» **Aim**:
Count the lines in the records below that contain the word "shape", and reply with only that number.

» **Stored dataset items**:
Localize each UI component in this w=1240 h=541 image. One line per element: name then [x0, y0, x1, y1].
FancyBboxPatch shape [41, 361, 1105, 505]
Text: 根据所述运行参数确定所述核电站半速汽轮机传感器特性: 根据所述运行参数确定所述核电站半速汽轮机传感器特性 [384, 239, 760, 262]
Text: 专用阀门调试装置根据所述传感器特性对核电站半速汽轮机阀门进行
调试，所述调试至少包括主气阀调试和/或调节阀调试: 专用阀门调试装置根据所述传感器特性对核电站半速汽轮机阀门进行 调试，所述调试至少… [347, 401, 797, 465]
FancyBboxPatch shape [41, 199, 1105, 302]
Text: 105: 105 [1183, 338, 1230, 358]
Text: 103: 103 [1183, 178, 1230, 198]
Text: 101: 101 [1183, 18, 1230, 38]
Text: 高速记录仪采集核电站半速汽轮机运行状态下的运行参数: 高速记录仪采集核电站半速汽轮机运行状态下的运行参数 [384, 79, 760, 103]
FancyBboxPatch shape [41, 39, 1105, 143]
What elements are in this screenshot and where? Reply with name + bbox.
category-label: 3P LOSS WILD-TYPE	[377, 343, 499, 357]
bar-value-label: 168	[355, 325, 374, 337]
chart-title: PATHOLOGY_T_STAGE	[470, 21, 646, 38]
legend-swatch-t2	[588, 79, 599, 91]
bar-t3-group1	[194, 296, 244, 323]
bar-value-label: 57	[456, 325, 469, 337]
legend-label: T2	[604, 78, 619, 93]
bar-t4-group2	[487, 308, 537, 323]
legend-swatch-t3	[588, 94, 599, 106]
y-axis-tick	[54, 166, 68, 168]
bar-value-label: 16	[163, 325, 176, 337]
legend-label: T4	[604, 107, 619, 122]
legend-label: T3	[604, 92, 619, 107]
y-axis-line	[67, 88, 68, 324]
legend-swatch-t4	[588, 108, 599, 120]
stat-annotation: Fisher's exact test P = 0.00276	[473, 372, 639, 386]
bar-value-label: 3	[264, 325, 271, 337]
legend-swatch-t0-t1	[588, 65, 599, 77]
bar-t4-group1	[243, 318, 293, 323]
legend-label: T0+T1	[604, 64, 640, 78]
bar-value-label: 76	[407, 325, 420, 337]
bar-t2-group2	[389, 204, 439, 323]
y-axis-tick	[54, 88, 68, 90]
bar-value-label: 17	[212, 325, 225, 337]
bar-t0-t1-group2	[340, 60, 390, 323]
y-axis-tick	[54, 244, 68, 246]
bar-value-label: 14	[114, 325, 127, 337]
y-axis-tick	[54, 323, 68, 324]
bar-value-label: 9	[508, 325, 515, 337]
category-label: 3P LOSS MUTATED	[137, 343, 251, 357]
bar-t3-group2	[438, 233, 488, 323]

» **Result of this task**:
3